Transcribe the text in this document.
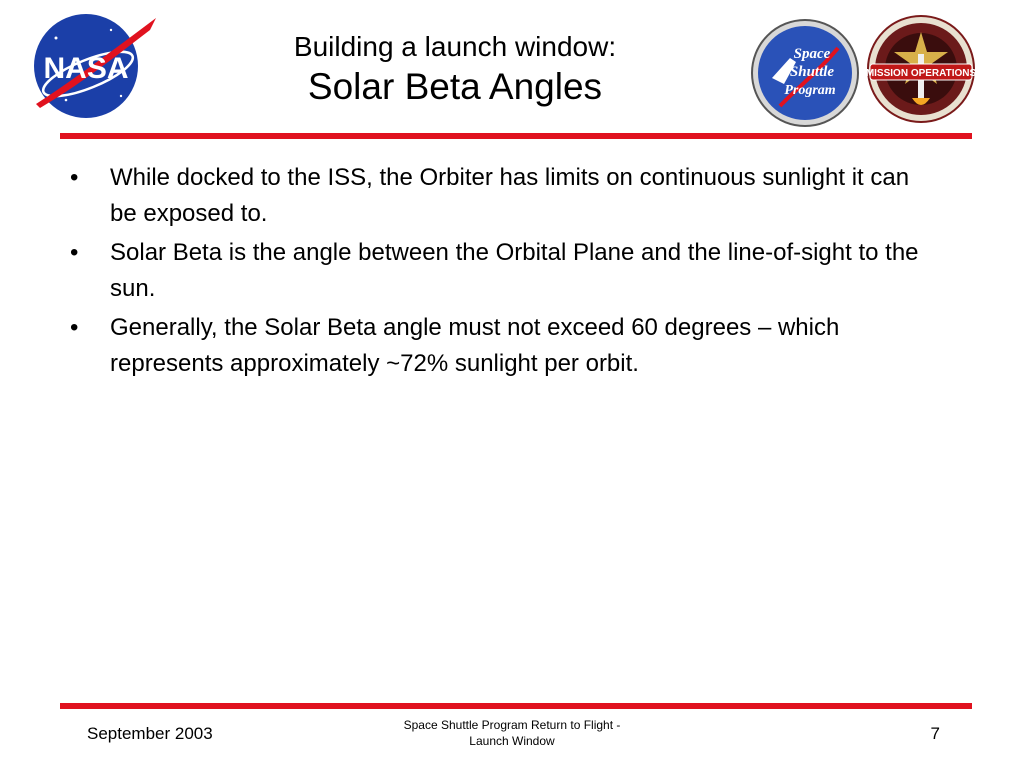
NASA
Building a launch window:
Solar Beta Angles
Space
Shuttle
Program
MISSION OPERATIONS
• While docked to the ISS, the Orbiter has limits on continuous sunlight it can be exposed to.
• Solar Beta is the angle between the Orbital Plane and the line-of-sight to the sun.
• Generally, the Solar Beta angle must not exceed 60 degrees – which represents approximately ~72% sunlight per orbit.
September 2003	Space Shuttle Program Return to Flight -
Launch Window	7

───

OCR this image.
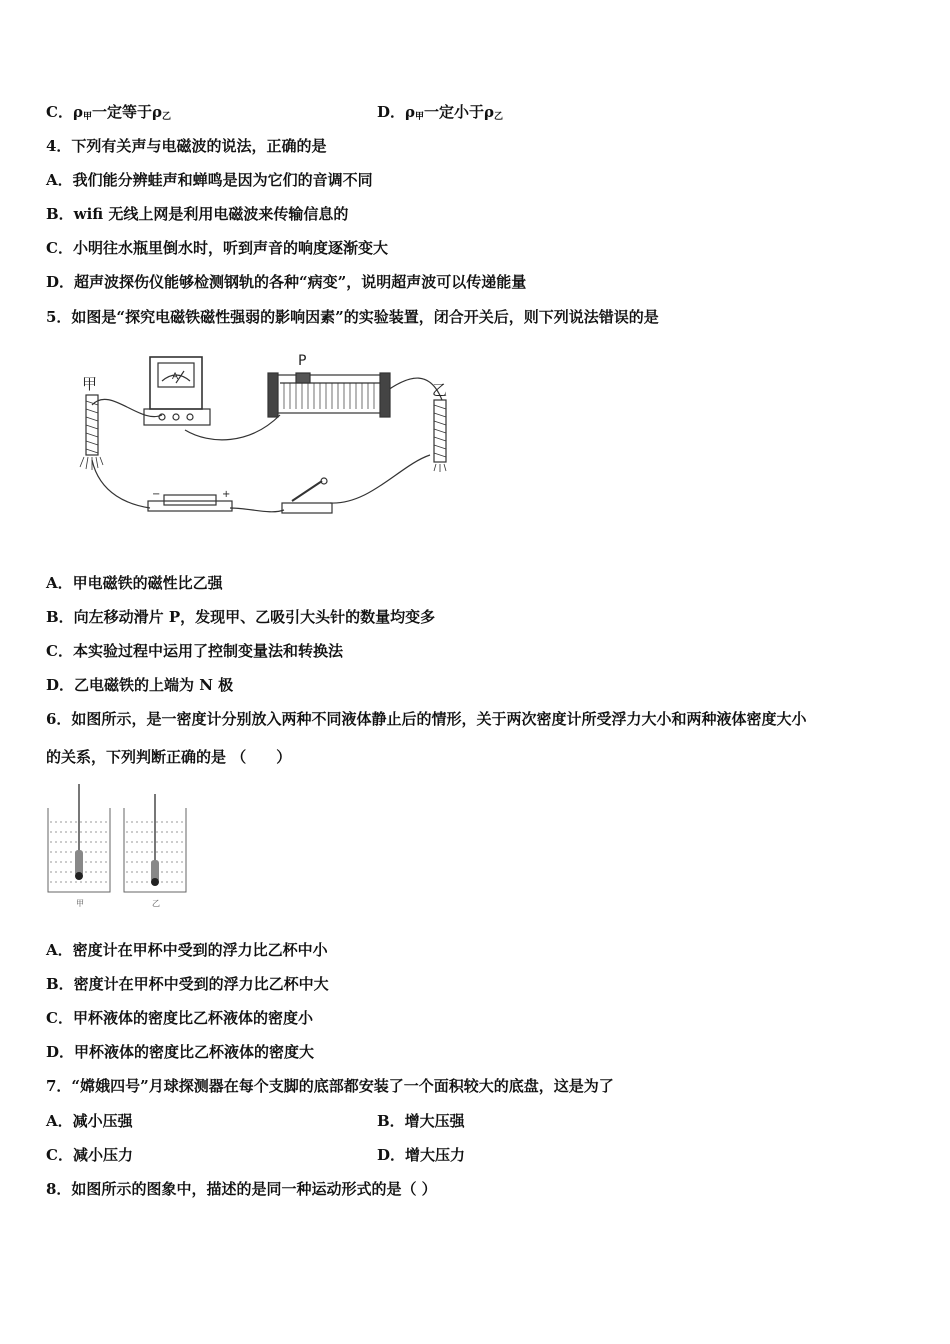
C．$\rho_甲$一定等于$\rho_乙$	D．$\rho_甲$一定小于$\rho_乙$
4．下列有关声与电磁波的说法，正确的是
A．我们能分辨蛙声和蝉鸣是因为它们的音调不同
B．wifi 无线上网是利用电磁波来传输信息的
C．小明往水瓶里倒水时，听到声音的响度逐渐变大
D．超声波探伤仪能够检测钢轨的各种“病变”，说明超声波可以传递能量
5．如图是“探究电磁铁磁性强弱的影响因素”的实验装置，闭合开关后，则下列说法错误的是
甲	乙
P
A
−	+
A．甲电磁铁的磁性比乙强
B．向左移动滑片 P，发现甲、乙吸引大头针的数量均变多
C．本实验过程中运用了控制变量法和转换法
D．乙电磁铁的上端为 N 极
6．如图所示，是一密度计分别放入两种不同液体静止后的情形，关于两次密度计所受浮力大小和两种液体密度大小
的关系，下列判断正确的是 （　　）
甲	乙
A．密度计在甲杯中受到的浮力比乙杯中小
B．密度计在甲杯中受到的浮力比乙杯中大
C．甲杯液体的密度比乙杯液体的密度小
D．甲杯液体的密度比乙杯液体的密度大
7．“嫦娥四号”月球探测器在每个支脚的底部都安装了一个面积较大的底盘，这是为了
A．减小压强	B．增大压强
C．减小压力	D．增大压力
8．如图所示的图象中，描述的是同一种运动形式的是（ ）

───

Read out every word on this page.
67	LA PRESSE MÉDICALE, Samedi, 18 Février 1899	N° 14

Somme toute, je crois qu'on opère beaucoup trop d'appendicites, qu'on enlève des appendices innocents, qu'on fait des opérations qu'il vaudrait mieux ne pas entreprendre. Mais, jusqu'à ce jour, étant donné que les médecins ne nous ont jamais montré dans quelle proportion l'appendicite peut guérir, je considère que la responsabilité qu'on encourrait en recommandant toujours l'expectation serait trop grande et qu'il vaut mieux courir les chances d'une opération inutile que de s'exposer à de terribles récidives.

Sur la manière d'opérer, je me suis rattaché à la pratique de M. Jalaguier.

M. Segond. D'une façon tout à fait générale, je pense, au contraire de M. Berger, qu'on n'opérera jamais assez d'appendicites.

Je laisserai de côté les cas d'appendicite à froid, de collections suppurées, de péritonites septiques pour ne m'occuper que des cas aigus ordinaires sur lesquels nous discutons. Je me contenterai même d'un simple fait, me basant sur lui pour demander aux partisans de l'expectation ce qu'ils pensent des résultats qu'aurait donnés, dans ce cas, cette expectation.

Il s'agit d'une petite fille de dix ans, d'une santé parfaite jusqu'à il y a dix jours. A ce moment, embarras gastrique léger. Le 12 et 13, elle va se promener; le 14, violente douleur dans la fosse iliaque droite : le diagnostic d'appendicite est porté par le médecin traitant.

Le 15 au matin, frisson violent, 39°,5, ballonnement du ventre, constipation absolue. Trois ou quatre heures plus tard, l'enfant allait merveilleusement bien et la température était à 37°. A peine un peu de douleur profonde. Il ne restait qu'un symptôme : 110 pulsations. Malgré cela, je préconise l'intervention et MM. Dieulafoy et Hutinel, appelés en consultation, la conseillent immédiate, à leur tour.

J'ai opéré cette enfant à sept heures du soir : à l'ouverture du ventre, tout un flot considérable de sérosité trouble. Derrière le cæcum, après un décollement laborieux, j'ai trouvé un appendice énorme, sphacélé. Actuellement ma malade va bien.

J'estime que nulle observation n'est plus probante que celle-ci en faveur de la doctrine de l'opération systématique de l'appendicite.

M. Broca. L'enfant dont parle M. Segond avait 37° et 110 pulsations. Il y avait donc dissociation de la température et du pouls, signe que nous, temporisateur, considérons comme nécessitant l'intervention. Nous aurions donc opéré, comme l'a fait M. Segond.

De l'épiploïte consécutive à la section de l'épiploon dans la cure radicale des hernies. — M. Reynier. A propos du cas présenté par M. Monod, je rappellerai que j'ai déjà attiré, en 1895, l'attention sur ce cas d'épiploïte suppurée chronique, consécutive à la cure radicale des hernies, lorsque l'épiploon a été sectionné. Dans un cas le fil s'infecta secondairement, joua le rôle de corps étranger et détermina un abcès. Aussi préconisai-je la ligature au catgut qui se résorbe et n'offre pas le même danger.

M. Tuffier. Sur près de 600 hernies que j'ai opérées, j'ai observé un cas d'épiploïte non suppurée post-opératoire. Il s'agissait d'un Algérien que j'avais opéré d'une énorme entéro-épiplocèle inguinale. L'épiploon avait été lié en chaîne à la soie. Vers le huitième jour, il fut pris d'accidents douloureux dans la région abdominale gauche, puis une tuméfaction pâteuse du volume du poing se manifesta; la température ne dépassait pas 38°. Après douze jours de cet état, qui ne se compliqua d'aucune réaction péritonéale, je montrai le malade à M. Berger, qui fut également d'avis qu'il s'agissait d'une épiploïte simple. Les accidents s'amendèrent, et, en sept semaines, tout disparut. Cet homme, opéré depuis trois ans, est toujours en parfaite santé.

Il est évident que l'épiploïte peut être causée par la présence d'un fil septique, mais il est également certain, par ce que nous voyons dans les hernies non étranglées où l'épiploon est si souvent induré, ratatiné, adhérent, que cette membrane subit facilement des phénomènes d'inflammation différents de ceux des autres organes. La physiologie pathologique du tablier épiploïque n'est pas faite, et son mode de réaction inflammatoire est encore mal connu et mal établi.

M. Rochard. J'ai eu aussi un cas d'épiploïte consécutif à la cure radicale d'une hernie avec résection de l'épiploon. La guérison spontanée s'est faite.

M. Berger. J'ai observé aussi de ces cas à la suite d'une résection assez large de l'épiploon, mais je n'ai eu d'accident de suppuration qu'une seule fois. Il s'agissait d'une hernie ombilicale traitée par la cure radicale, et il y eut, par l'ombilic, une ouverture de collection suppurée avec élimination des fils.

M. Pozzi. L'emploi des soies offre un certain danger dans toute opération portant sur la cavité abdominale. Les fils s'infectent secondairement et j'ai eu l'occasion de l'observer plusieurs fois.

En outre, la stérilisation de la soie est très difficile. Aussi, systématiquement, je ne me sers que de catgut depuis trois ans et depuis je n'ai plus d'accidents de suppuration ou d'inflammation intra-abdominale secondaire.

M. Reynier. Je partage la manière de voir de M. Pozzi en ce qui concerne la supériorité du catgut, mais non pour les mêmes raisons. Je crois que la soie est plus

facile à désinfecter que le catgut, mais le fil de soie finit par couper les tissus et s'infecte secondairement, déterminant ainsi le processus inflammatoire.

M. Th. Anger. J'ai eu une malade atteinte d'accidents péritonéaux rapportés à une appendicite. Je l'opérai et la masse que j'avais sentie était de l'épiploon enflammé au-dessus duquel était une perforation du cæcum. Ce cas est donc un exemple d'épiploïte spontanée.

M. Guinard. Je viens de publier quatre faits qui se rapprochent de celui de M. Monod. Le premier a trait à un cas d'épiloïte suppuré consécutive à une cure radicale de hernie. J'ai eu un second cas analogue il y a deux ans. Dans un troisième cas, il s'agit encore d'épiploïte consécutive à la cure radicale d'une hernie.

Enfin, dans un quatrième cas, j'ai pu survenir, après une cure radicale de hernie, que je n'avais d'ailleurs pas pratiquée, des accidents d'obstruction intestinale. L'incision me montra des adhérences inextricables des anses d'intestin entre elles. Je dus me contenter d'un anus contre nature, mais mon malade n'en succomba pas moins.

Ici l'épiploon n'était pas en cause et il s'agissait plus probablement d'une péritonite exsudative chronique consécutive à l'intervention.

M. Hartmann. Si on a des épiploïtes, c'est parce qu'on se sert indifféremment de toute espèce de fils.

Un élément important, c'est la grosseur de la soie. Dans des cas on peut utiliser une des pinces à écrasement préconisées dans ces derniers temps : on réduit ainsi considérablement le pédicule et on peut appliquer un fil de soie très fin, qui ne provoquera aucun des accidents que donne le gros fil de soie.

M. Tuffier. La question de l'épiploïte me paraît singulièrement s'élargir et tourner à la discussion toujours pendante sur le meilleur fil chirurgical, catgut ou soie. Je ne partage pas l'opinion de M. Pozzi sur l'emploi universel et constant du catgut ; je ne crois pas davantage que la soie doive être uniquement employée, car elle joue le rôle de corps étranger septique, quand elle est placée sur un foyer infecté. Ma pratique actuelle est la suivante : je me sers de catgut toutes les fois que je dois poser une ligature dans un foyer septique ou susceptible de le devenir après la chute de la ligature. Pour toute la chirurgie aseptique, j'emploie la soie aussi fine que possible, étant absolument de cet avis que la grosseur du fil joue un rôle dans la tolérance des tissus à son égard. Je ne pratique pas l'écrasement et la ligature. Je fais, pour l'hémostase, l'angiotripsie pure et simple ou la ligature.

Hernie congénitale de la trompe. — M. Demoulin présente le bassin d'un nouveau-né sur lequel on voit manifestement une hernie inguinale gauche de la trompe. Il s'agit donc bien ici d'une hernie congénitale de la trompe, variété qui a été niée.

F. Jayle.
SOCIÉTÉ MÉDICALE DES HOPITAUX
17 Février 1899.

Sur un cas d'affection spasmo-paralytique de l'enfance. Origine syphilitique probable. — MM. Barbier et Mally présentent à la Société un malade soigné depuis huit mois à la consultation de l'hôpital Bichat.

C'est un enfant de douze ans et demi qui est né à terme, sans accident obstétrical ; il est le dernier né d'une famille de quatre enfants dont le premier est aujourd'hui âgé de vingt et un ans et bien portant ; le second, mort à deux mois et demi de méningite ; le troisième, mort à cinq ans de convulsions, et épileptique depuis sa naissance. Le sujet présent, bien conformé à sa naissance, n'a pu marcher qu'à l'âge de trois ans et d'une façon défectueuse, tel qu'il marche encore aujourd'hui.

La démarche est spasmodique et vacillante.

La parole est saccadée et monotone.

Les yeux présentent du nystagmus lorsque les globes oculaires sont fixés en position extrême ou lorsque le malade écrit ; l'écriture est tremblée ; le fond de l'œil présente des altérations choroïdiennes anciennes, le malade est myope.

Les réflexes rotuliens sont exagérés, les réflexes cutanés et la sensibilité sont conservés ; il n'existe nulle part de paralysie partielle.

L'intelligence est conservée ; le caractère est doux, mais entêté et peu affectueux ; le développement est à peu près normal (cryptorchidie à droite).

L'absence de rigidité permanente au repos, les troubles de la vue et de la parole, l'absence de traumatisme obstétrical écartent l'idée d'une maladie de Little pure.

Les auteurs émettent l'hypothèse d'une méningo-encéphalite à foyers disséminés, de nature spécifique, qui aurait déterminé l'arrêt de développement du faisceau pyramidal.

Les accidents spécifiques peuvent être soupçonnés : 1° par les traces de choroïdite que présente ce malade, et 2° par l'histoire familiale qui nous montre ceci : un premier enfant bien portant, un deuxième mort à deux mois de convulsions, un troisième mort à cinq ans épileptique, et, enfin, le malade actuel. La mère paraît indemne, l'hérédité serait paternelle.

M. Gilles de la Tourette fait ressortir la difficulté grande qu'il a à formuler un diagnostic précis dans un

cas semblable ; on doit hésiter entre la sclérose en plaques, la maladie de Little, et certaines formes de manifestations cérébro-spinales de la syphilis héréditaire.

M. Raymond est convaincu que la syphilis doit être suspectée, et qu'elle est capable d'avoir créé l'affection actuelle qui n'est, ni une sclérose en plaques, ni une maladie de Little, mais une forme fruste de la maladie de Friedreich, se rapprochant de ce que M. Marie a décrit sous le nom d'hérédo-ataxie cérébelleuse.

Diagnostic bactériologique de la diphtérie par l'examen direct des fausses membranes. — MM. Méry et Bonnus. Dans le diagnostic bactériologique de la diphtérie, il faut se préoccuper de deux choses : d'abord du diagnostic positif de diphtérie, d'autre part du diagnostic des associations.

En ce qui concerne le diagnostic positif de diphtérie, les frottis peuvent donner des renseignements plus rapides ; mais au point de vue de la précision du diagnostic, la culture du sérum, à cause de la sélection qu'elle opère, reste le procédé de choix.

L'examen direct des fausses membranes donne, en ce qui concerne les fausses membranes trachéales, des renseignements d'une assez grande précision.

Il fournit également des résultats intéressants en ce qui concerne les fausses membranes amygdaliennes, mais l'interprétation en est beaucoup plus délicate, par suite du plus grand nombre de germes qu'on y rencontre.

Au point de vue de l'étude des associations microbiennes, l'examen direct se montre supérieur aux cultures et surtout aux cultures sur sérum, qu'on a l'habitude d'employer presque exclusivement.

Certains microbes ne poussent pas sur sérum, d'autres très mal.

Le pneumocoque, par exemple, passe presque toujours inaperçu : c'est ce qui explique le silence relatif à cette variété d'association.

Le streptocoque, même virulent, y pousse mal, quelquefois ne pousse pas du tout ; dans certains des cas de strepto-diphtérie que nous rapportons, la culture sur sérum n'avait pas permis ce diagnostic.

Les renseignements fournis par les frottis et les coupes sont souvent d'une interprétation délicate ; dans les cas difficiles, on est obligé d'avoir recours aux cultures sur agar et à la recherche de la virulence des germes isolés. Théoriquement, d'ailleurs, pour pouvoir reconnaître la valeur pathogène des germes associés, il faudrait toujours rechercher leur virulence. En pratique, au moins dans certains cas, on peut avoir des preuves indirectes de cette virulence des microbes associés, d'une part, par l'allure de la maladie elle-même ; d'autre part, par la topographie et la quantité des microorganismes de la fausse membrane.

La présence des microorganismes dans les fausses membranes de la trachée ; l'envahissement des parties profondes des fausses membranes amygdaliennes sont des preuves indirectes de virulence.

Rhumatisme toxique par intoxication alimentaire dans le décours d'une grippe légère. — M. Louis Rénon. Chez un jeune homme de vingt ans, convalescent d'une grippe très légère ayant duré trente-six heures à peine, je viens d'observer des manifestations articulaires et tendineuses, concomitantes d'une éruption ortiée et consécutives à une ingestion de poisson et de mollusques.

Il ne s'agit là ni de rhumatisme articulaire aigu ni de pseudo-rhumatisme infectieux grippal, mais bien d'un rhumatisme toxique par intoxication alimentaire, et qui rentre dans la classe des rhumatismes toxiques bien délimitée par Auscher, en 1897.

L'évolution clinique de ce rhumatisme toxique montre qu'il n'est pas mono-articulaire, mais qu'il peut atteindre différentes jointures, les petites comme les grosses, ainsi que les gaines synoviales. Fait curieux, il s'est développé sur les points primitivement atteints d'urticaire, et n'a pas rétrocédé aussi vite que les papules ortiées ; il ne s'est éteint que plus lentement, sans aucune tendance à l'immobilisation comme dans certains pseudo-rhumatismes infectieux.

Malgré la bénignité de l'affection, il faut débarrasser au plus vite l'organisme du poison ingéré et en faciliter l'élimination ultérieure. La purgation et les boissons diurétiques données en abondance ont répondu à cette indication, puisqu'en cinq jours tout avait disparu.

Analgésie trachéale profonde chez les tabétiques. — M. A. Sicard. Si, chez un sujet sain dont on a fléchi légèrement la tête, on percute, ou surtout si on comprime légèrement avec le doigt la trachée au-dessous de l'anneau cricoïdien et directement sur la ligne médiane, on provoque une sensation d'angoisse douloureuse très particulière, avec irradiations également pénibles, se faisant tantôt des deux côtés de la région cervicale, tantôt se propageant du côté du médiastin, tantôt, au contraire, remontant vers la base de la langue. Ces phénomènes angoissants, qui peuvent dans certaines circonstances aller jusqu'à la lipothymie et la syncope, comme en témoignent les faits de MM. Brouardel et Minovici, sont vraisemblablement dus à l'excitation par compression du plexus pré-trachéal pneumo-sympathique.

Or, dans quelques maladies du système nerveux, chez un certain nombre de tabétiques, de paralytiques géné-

───

THE REQUEST » Gather up, from the records above, each line where the word "sunlight" appears.

FINISHED ANSWER »
• While docked to the ISS, the Orbiter has limits on continuous sunlight it can be exposed to.
• Generally, the Solar Beta angle must not exceed 60 degrees – which represents approximately ~72% sunlight per orbit.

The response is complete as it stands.